Article —
A Deep Dive into Observability Pricing
Everything You Never Wanted to Know About Logging Costs
There are certain things in life that I hate doing. Taxes. Getting my teeth pulled. Calculating observability costs.
This post will be focused on the last item, calculating observability cost. Specifically, we'll focus on the usage based pricing schemes of commercial observability vendors. Since observability encompasses such a wide array of services, we'll limit the scope of this post to logging for the sake of brevity. That said, the models we’ll discuss for logging are, in broad strokes, also applicable for metrics and traces.
When it comes to logs, there are two dominant pricing models employed by the industry:
Volume based pricing: you are charged in proportion to the total amount of data ingested, usually measured in gigabytes/month.
Resource based pricing: you are charged in proportion to the amount of resources it takes to process your data, usually measured in compute consumption
These two pricing models can be further split in terms of fixed usage vs variable usage.
Fixed cost usage: you are charged a higher per unit fee upfront but have no consumption based fee afterwards
Variable cost usage: you are charged a lower per unit fee upfront but pay a variable amount based on consumption
All together, you can plot vendors along the following two by two grid
Volume Based Pricing
In volume based pricing, you are charged per gigabyte of log (or some gigabyte equivalent). Logs are metered at the following stages:
Ingest: This covers the ingestion of the logs as they are sent from your service to the vendor
Storage: This covers the storing and indexing of logs as they are processed by the vendor
Query: This covers executing search queries by users over the stored logs
The ingest stage is generally the cheapest stage of the log processing pipeline. This is because vendors want you to send them more data as this leads to lock in. Ingest to Amazon S3 is free. Ingest to datadog is $0.10/gb.
Many vendors combine ingest and storage. For example, ingest and storage in New Relic starts at $0.30/gb.
Note that there are violators of the rule of cheap ingress. Amazon Cloudwatch Logs charges $0.50/gb for ingest and $0.03/gb/month for storage.
The storage stage is generally where vendors make the bulk of their margin. Storage is typically measured in gb/month or per million events.
When storing log data, there is a difference between what I refer to as raw storage and indexed storage.
Raw storage is cheaper than indexed storage by an order of magnitude but usually involves variable usage costs at query time. Indexed storage is more expensive but has typically has no variable cost at query time.
Many vendors now also offer different storage tiers where you can pick what portion of your data is indexed.
Below is an updated grid with vendors divided by storage tier. Vendors at the intersection of the dotted line offer different storage tiers or have per seat pricing.
The query stage is generally the hardest to calculate. Vendors like datadog that offer indexed storage bake the cost into their storage fee which means there is no additional query fee.

Tasks and exercises —
1 > In the observability pricing article, what does Amazon Cloudwatch Logs charge for ingest?
2 > Decide whether each statement agrees with the observability pricing article, and give yes or no with the deciding words quoted from it: (a) Ingesting data to Amazon S3 costs nothing. (b) Raw storage costs more than indexed storage. (c) Vendors generally earn most of their margin at the storage stage.
3 > Write the next part of the observability pricing article, picking up after its final sentence.
The rows that come next are separate material, distinct from the observability pricing article.

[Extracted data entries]
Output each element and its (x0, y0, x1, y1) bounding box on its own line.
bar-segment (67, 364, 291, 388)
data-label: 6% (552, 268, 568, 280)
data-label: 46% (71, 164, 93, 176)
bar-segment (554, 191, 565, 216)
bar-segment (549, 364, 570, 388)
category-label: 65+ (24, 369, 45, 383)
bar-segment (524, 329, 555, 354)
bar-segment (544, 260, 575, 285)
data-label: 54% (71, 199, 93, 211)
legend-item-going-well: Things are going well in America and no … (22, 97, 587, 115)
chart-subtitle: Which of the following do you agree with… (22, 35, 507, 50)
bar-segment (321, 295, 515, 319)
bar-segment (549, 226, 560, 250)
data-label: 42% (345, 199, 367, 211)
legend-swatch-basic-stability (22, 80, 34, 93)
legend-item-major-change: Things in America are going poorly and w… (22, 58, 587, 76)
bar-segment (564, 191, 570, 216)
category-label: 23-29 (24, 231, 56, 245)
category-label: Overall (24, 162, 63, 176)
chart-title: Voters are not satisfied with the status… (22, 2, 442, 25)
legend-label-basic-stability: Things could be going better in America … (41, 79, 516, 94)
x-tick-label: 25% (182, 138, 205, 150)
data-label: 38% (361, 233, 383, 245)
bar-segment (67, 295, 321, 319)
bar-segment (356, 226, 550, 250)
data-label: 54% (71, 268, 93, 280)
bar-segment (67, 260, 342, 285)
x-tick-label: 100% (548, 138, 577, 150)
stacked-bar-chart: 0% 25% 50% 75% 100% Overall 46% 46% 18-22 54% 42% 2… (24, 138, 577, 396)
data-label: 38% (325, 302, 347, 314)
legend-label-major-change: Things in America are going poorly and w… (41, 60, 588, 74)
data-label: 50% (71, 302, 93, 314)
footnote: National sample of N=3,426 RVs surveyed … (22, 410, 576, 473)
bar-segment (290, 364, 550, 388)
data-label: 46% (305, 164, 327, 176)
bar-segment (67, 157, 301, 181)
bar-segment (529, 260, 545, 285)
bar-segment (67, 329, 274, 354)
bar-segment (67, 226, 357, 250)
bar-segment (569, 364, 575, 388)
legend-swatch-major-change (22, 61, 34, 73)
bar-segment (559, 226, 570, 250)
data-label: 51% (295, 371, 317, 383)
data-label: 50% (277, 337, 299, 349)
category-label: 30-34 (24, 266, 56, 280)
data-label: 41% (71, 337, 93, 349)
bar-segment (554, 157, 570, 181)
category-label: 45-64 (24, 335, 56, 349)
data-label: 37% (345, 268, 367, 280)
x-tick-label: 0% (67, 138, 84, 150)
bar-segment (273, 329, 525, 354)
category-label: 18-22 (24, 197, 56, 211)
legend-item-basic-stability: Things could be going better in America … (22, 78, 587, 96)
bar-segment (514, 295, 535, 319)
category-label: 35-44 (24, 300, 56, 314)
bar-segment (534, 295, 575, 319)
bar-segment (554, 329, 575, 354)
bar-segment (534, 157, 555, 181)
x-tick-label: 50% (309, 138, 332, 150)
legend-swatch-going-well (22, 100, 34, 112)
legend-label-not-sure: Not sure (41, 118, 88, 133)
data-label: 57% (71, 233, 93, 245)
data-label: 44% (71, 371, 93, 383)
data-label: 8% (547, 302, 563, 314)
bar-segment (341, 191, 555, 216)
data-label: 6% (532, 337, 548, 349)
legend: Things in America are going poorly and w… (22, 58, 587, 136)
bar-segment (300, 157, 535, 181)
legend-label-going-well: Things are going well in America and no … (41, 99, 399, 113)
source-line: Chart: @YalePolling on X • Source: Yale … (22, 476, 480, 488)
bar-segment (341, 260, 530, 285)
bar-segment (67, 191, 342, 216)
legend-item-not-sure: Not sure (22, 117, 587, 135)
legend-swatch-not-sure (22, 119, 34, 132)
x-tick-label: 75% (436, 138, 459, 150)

The answers —
1 > $0.50/gb.

2 >
(a) Yes: "Ingest to Amazon S3 is free."
(b) No: "Raw storage is cheaper than indexed storage by an order of magnitude"
(c) Yes: "The storage stage is generally where vendors make the bulk of their margin."

3 >
Vendors that offer raw storage charge a variable cost for searching over the data. This is usually charged by per gb scanned. This isn't an arbitrary charge - the reason that "raw" storage is cheap is because it is not indexed (which makes it cheap to store) and that extra compute needs to be expended to run queries over the data.
Resource Based Pricing
In resource based pricing, you are charged for the underlying processing you consume when working with logs. This is usually measured in terms of raw instances or some abstract compute unit.
In fixed cost usage, you pay for the underlying instances that are responsible for ingest, storage and query. This means you need to determine and allocate enough compute to satisfy your performance, availability, and durability concerns. This involves more work upfront but is usually cheaper, if properly provisioned, than a volume based pricing model. This is because the vendor, for volume based pricing, needs to assume the worst case (100% utilization with maximum availability and durability) while maintaining a margin - few workloads actually consume that in practice.
One OCU comprises 6 GB of RAM, corresponding vCPU, GP3 storage (used to provide fast access to the most frequently accessed data), and data transfer to Amazon Simple Storage Service (S3)
AWS will autoscale your compute depending on your usage. You tradeoff needing to manually allocate resources but end up paying a variable premium on the compute.
In addition to volume vs resource and fixed usage vs variable usage, there are specific options that you can buy into which multiple your costs across all pricing models.
First, there's the annual plan vs monthly plan. Annual plans lock you in for a certain usage for a year but can be 30% cheaper than the monthly plan. While a 30% discount seems great, effective use of an annual plan involves being able to effectively forecast your log usage across all the factors we've so far discussed. I have yet to see a company at any scale be able to do this effectively.
There's also enterprise discounts at higher volumes. These discounts can be significant but like the annual plan, require hefty upfront commitments.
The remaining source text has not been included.